--- Start of Entries provided ---

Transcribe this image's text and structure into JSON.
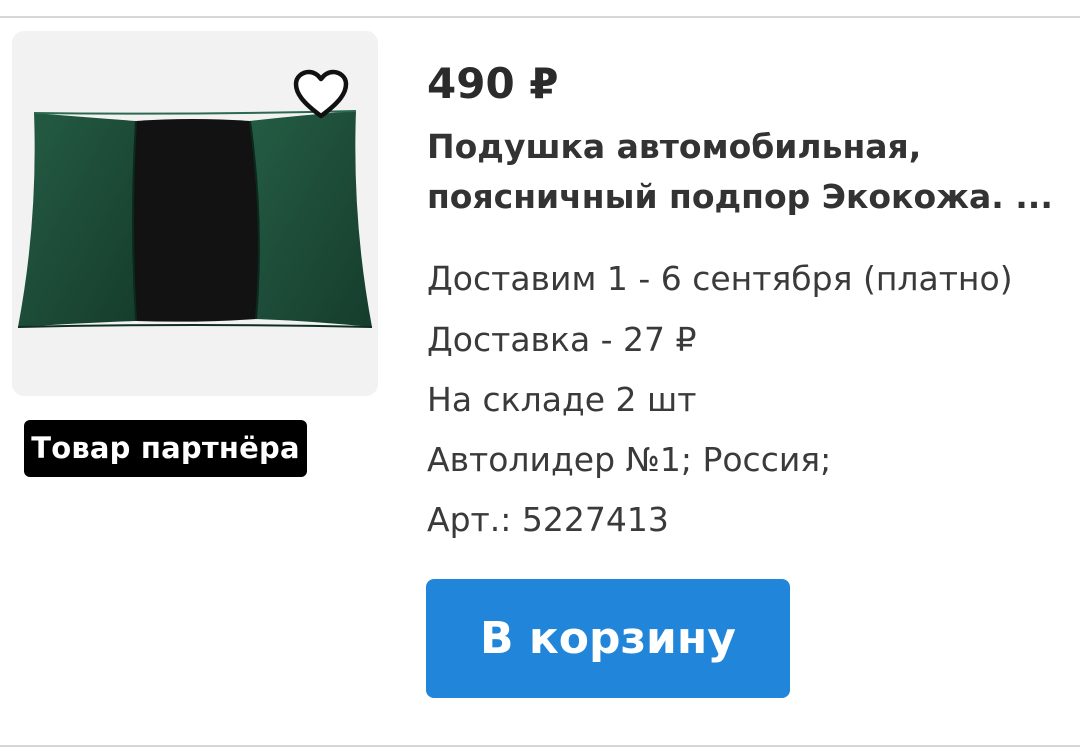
{
  "product": {
    "price": "490 ₽",
    "title_lines": [
      "Подушка автомобильная,",
      "поясничный подпор Экокожа. ..."
    ],
    "delivery_dates": "Доставим 1 - 6 сентября (платно)",
    "delivery_cost": "Доставка - 27 ₽",
    "stock": "На складе 2 шт",
    "seller": "Автолидер №1; Россия;",
    "article": "Арт.: 5227413",
    "partner_badge": "Товар партнёра",
    "image_icon": "pillow-image",
    "favorite_icon": "heart-outline-icon"
  },
  "actions": {
    "add_to_cart": "В корзину"
  },
  "colors": {
    "accent": "#2185d9",
    "badge_bg": "#000000",
    "pillow_green": "#1f4f3a",
    "pillow_black": "#111111"
  }
}
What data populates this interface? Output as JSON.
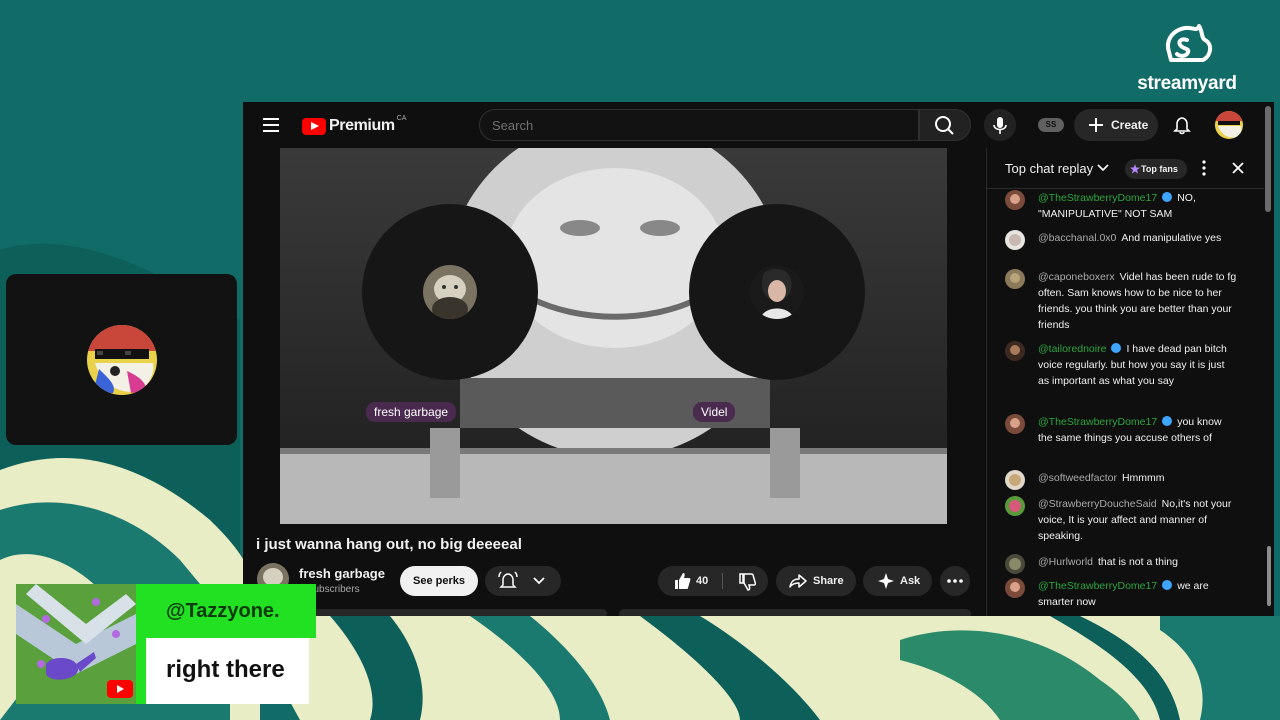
{
  "brand": {
    "name": "streamyard"
  },
  "youtube": {
    "logo": "Premium",
    "region": "CA",
    "search_placeholder": "Search",
    "account_badge": "SS",
    "create_label": "Create",
    "participants": [
      {
        "name": "fresh garbage"
      },
      {
        "name": "Videl"
      }
    ],
    "video_title": "i just wanna hang out, no big deeeeal",
    "channel": {
      "name": "fresh garbage",
      "subscribers": "K subscribers"
    },
    "see_perks": "See perks",
    "likes": "40",
    "share": "Share",
    "ask": "Ask"
  },
  "chat": {
    "title": "Top chat replay",
    "top_fans": "Top fans",
    "messages": [
      {
        "author": "@TheStrawberryDome17",
        "text": "NO, \"MANIPULATIVE\" NOT SAM"
      },
      {
        "author": "@bacchanal.0x0",
        "text": "And manipulative yes"
      },
      {
        "author": "@caponeboxerx",
        "text": "Videl has been rude to fg often. Sam knows how to be nice to her friends. you think you are better than your friends"
      },
      {
        "author": "@tailorednoire",
        "text": "I have dead pan bitch voice regularly. but how you say it is just as important as what you say"
      },
      {
        "author": "@TheStrawberryDome17",
        "text": "you know the same things you accuse others of"
      },
      {
        "author": "@softweedfactor",
        "text": "Hmmmm"
      },
      {
        "author": "@StrawberryDoucheSaid",
        "text": "No,it's not your voice, It is your affect and manner of speaking."
      },
      {
        "author": "@Hurlworld",
        "text": "that is not a thing"
      },
      {
        "author": "@TheStrawberryDome17",
        "text": "we are smarter now"
      }
    ]
  },
  "banner": {
    "name": "@Tazzyone.",
    "message": "right there"
  },
  "colors": {
    "background": "#116b66",
    "banner_green": "#22e022",
    "youtube_red": "#ff0000",
    "verified_blue": "#3ea6ff"
  }
}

--- End of Entries provided ---

Task description => Reproduce the whole listing exactly, but not the images in it.

The output =>
Transcribe this image's text and structure into JSON.
{
  "product": {
    "price": "490 ₽",
    "title_lines": [
      "Подушка автомобильная,",
      "поясничный подпор Экокожа. ..."
    ],
    "delivery_dates": "Доставим 1 - 6 сентября (платно)",
    "delivery_cost": "Доставка - 27 ₽",
    "stock": "На складе 2 шт",
    "seller": "Автолидер №1; Россия;",
    "article": "Арт.: 5227413",
    "partner_badge": "Товар партнёра",
    "image_icon": "pillow-image",
    "favorite_icon": "heart-outline-icon"
  },
  "actions": {
    "add_to_cart": "В корзину"
  },
  "colors": {
    "accent": "#2185d9",
    "badge_bg": "#000000",
    "pillow_green": "#1f4f3a",
    "pillow_black": "#111111"
  }
}
What data populates this interface? Output as JSON.
{
  "brand": {
    "name": "streamyard"
  },
  "youtube": {
    "logo": "Premium",
    "region": "CA",
    "search_placeholder": "Search",
    "account_badge": "SS",
    "create_label": "Create",
    "participants": [
      {
        "name": "fresh garbage"
      },
      {
        "name": "Videl"
      }
    ],
    "video_title": "i just wanna hang out, no big deeeeal",
    "channel": {
      "name": "fresh garbage",
      "subscribers": "K subscribers"
    },
    "see_perks": "See perks",
    "likes": "40",
    "share": "Share",
    "ask": "Ask"
  },
  "chat": {
    "title": "Top chat replay",
    "top_fans": "Top fans",
    "messages": [
      {
        "author": "@TheStrawberryDome17",
        "text": "NO, \"MANIPULATIVE\" NOT SAM"
      },
      {
        "author": "@bacchanal.0x0",
        "text": "And manipulative yes"
      },
      {
        "author": "@caponeboxerx",
        "text": "Videl has been rude to fg often. Sam knows how to be nice to her friends. you think you are better than your friends"
      },
      {
        "author": "@tailorednoire",
        "text": "I have dead pan bitch voice regularly. but how you say it is just as important as what you say"
      },
      {
        "author": "@TheStrawberryDome17",
        "text": "you know the same things you accuse others of"
      },
      {
        "author": "@softweedfactor",
        "text": "Hmmmm"
      },
      {
        "author": "@StrawberryDoucheSaid",
        "text": "No,it's not your voice, It is your affect and manner of speaking."
      },
      {
        "author": "@Hurlworld",
        "text": "that is not a thing"
      },
      {
        "author": "@TheStrawberryDome17",
        "text": "we are smarter now"
      }
    ]
  },
  "banner": {
    "name": "@Tazzyone.",
    "message": "right there"
  },
  "colors": {
    "background": "#116b66",
    "banner_green": "#22e022",
    "youtube_red": "#ff0000",
    "verified_blue": "#3ea6ff"
  }
}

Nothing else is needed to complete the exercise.